Exercise instructions
Your answer is a single number: how many lines hold the word "Hoàng"?

Excerpt from a dataset:
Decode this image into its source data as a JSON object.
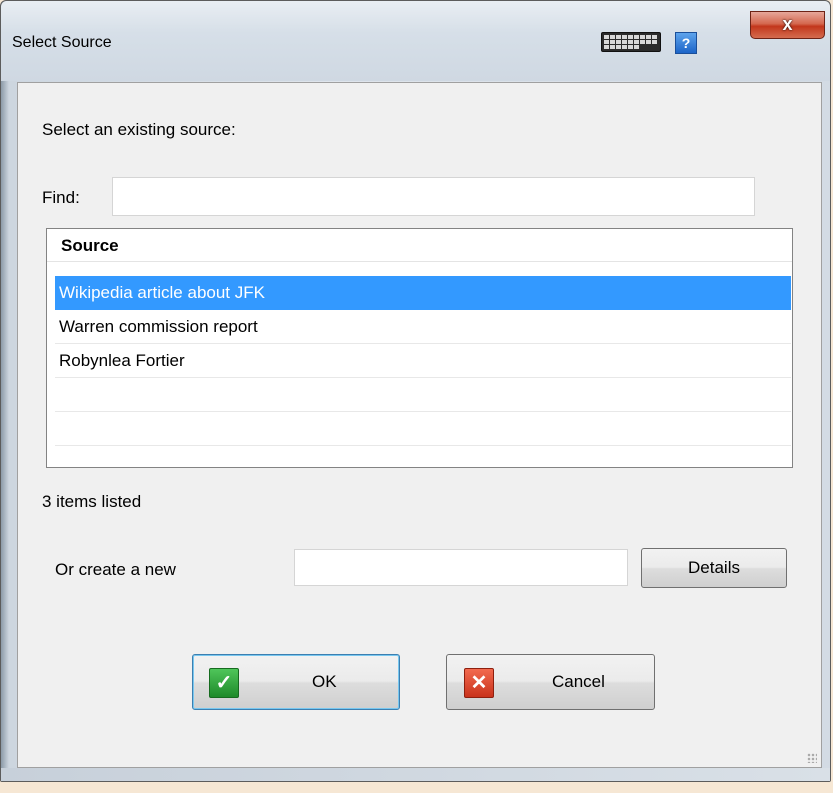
{
  "window": {
    "title": "Select Source",
    "close_label": "x",
    "help_label": "?"
  },
  "dialog": {
    "prompt": "Select an existing source:",
    "find_label": "Find:",
    "find_value": "",
    "list_header": "Source",
    "items": [
      {
        "label": "Wikipedia article about JFK",
        "selected": true
      },
      {
        "label": "Warren commission report",
        "selected": false
      },
      {
        "label": "Robynlea Fortier",
        "selected": false
      }
    ],
    "count_text": "3 items listed",
    "create_label": "Or create a new",
    "create_value": "",
    "details_label": "Details",
    "ok_label": "OK",
    "cancel_label": "Cancel"
  },
  "icons": {
    "ok": "checkmark-icon",
    "cancel": "x-icon",
    "keyboard": "keyboard-icon",
    "help": "help-icon"
  },
  "colors": {
    "selection": "#3399ff",
    "ok_icon": "#2a9a35",
    "cancel_icon": "#d9391f",
    "close_button": "#c2371c"
  }
}
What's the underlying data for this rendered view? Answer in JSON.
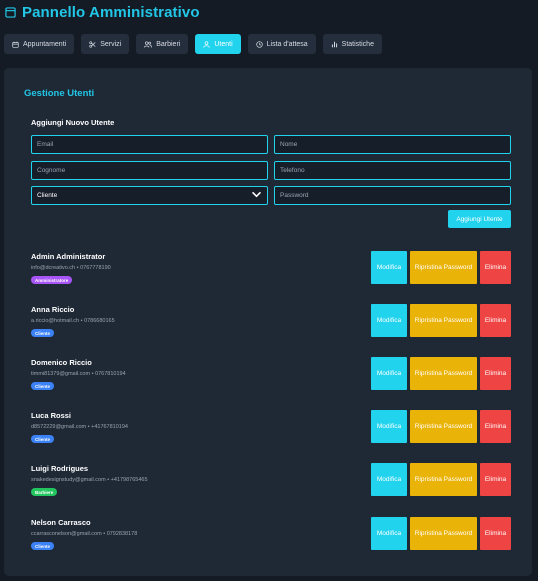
{
  "app": {
    "title": "Pannello Amministrativo",
    "accent": "#22d3ee"
  },
  "tabs": [
    {
      "label": "Appuntamenti",
      "icon": "calendar-icon",
      "active": false
    },
    {
      "label": "Servizi",
      "icon": "scissors-icon",
      "active": false
    },
    {
      "label": "Barbieri",
      "icon": "users-icon",
      "active": false
    },
    {
      "label": "Utenti",
      "icon": "user-icon",
      "active": true
    },
    {
      "label": "Lista d'attesa",
      "icon": "clock-icon",
      "active": false
    },
    {
      "label": "Statistiche",
      "icon": "bar-chart-icon",
      "active": false
    }
  ],
  "panel": {
    "title": "Gestione Utenti",
    "form": {
      "title": "Aggiungi Nuovo Utente",
      "email_placeholder": "Email",
      "nome_placeholder": "Nome",
      "cognome_placeholder": "Cognome",
      "telefono_placeholder": "Telefono",
      "role_selected": "Cliente",
      "password_placeholder": "Password",
      "submit_label": "Aggiungi Utente"
    },
    "actions": {
      "edit_label": "Modifica",
      "reset_label": "Ripristina Password",
      "delete_label": "Elimina"
    },
    "users": [
      {
        "name": "Admin Administrator",
        "email": "info@dcreativo.ch",
        "phone": "0767778190",
        "role": "Amministratore",
        "role_color": "#a855f7"
      },
      {
        "name": "Anna Riccio",
        "email": "a.riccio@hotmail.ch",
        "phone": "0786680165",
        "role": "Cliente",
        "role_color": "#3b82f6"
      },
      {
        "name": "Domenico Riccio",
        "email": "timmi81379@gmail.com",
        "phone": "0767810194",
        "role": "Cliente",
        "role_color": "#3b82f6"
      },
      {
        "name": "Luca Rossi",
        "email": "d8572229@gmail.com",
        "phone": "+41767810194",
        "role": "Cliente",
        "role_color": "#3b82f6"
      },
      {
        "name": "Luigi Rodrigues",
        "email": "snakedesignstudy@gmail.com",
        "phone": "+41798765465",
        "role": "Barbiere",
        "role_color": "#22c55e"
      },
      {
        "name": "Nelson Carrasco",
        "email": "ccarrasconelson@gmail.com",
        "phone": "0792838178",
        "role": "Cliente",
        "role_color": "#3b82f6"
      }
    ]
  }
}
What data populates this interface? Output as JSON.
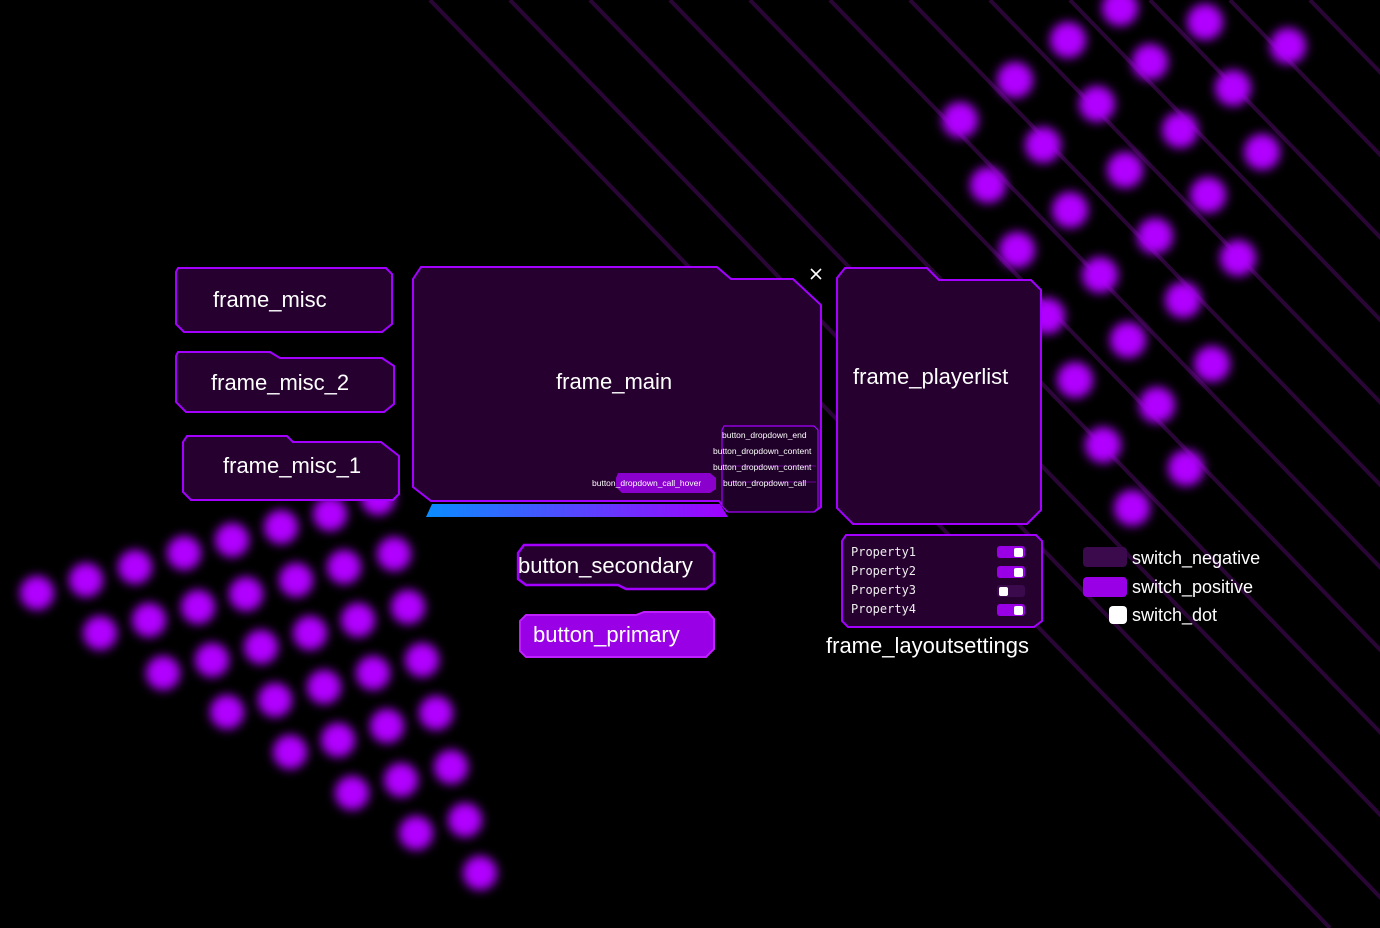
{
  "colors": {
    "background": "#000000",
    "frame_fill": "#26002f",
    "frame_stroke": "#a300ff",
    "glow": "#b100ff",
    "switch_negative": "#3a0a4d",
    "switch_positive": "#9a00e6",
    "switch_dot": "#ffffff",
    "progress_start": "#0a8cff",
    "progress_end": "#a100ff"
  },
  "frames": {
    "frame_misc": "frame_misc",
    "frame_misc_2": "frame_misc_2",
    "frame_misc_1": "frame_misc_1",
    "frame_main": "frame_main",
    "frame_playerlist": "frame_playerlist",
    "frame_layoutsettings": "frame_layoutsettings"
  },
  "close_icon": "close-icon",
  "dropdown": {
    "end": "button_dropdown_end",
    "content_1": "button_dropdown_content",
    "content_2": "button_dropdown_content",
    "call": "button_dropdown_call",
    "call_hover": "button_dropdown_call_hover"
  },
  "buttons": {
    "secondary": "button_secondary",
    "primary": "button_primary"
  },
  "layout_settings": {
    "properties": [
      {
        "label": "Property1",
        "on": true
      },
      {
        "label": "Property2",
        "on": true
      },
      {
        "label": "Property3",
        "on": false
      },
      {
        "label": "Property4",
        "on": true
      }
    ]
  },
  "legend": {
    "negative": "switch_negative",
    "positive": "switch_positive",
    "dot": "switch_dot"
  }
}
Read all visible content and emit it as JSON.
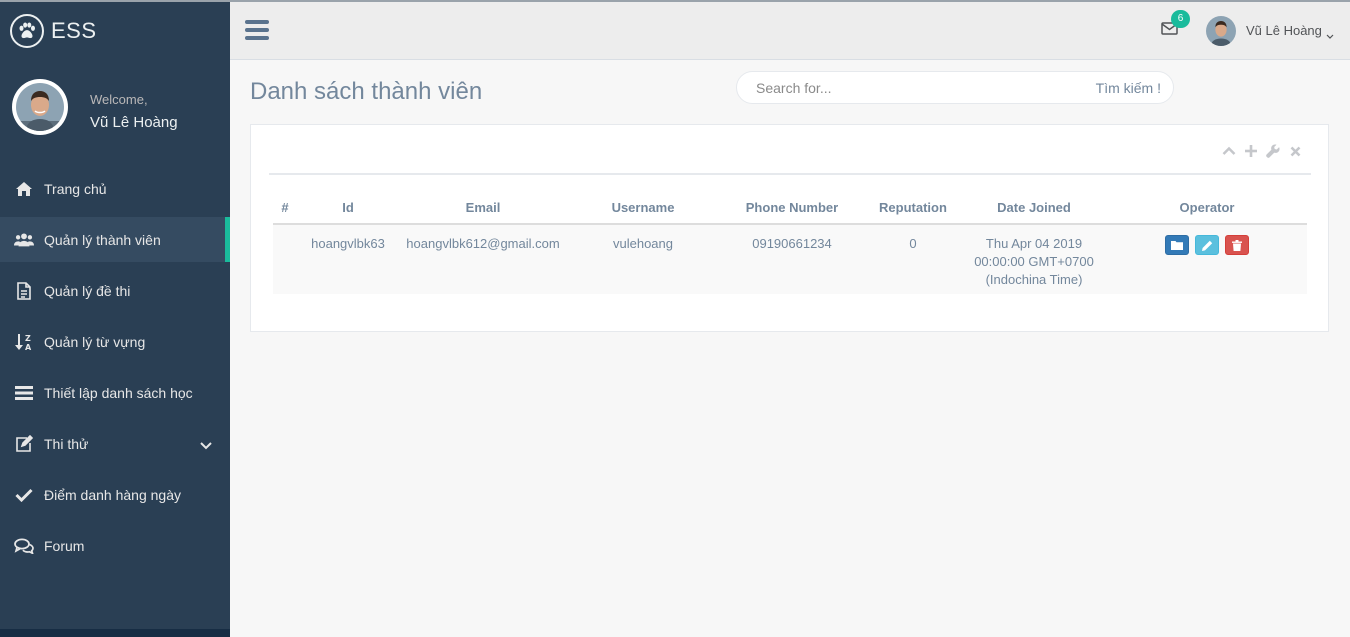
{
  "brand": {
    "name": "ESS",
    "logo_icon": "paw-icon"
  },
  "profile": {
    "welcome": "Welcome,",
    "name": "Vũ Lê Hoàng"
  },
  "sidebar": {
    "items": [
      {
        "label": "Trang chủ",
        "icon": "home-icon",
        "active": false
      },
      {
        "label": "Quản lý thành viên",
        "icon": "users-icon",
        "active": true
      },
      {
        "label": "Quản lý đề thi",
        "icon": "document-icon",
        "active": false
      },
      {
        "label": "Quản lý từ vựng",
        "icon": "sort-alpha-icon",
        "active": false
      },
      {
        "label": "Thiết lập danh sách học",
        "icon": "list-icon",
        "active": false
      },
      {
        "label": "Thi thử",
        "icon": "edit-icon",
        "active": false,
        "has_submenu": true
      },
      {
        "label": "Điểm danh hàng ngày",
        "icon": "check-icon",
        "active": false
      },
      {
        "label": "Forum",
        "icon": "comments-icon",
        "active": false
      }
    ]
  },
  "topnav": {
    "mail_badge": "6",
    "user_name": "Vũ Lê Hoàng"
  },
  "page": {
    "title": "Danh sách thành viên"
  },
  "search": {
    "placeholder": "Search for...",
    "button_label": "Tìm kiếm !"
  },
  "table": {
    "headers": [
      "#",
      "Id",
      "Email",
      "Username",
      "Phone Number",
      "Reputation",
      "Date Joined",
      "Operator"
    ],
    "rows": [
      {
        "index": "",
        "id": "hoangvlbk63",
        "email": "hoangvlbk612@gmail.com",
        "username": "vulehoang",
        "phone": "09190661234",
        "reputation": "0",
        "date_joined_line1": "Thu Apr 04 2019",
        "date_joined_line2": "00:00:00 GMT+0700",
        "date_joined_line3": "(Indochina Time)"
      }
    ]
  },
  "colors": {
    "sidebar_bg": "#2A3F54",
    "accent": "#1ABB9C",
    "text_muted": "#73879C",
    "btn_primary": "#337AB7",
    "btn_info": "#5BC0DE",
    "btn_danger": "#D9534F"
  }
}
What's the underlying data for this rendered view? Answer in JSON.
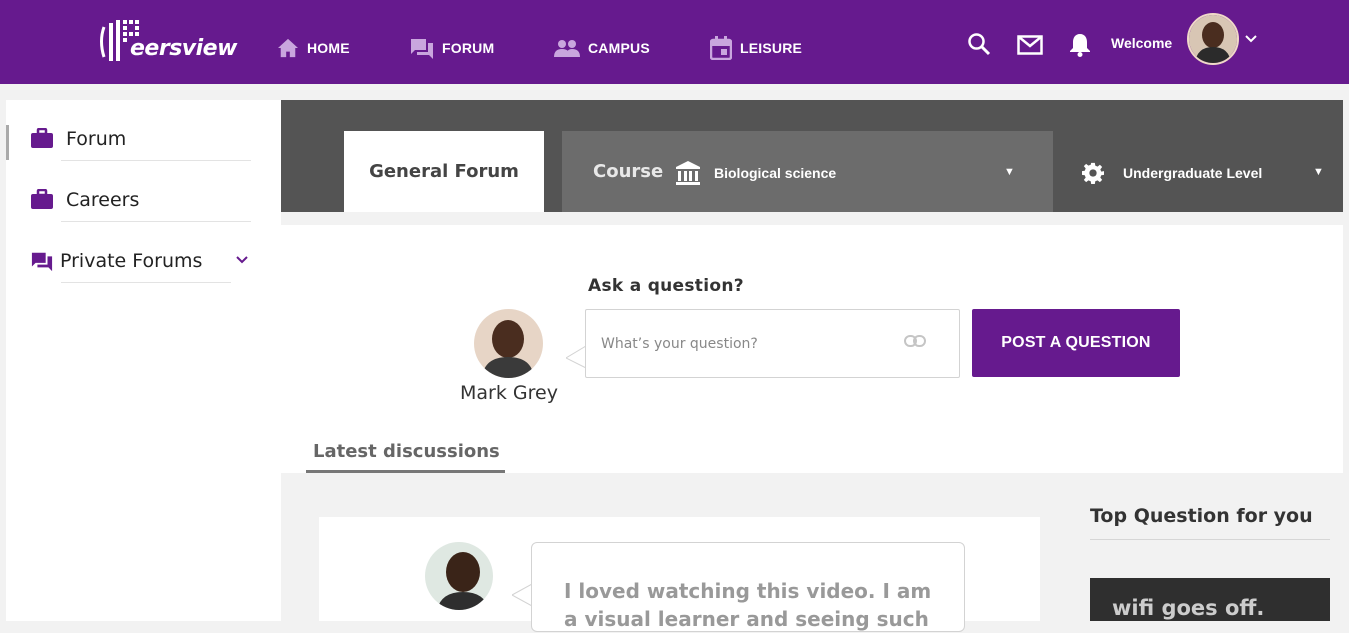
{
  "brand": {
    "logo_text": "eersview",
    "color": "#661a8e"
  },
  "nav": {
    "items": [
      {
        "label": "HOME",
        "icon": "home-icon"
      },
      {
        "label": "FORUM",
        "icon": "forum-icon"
      },
      {
        "label": "CAMPUS",
        "icon": "campus-icon"
      },
      {
        "label": "LEISURE",
        "icon": "calendar-icon"
      }
    ],
    "welcome": "Welcome"
  },
  "sidebar": {
    "items": [
      {
        "label": "Forum",
        "icon": "briefcase-icon",
        "active": true
      },
      {
        "label": "Careers",
        "icon": "briefcase-icon"
      },
      {
        "label": "Private Forums",
        "icon": "forum-icon",
        "expandable": true
      }
    ]
  },
  "header": {
    "tab_general": "General Forum",
    "course_label": "Course",
    "course_value": "Biological science",
    "level_value": "Undergraduate Level"
  },
  "ask": {
    "title": "Ask a question?",
    "user_name": "Mark Grey",
    "placeholder": "What’s your question?",
    "button": "POST A QUESTION"
  },
  "discussions": {
    "tab_label": "Latest discussions",
    "items": [
      {
        "text": "I loved watching this video. I am a visual learner and seeing such"
      }
    ]
  },
  "top_questions": {
    "title": "Top Question for you",
    "video_caption": "wifi goes off."
  }
}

Result below
2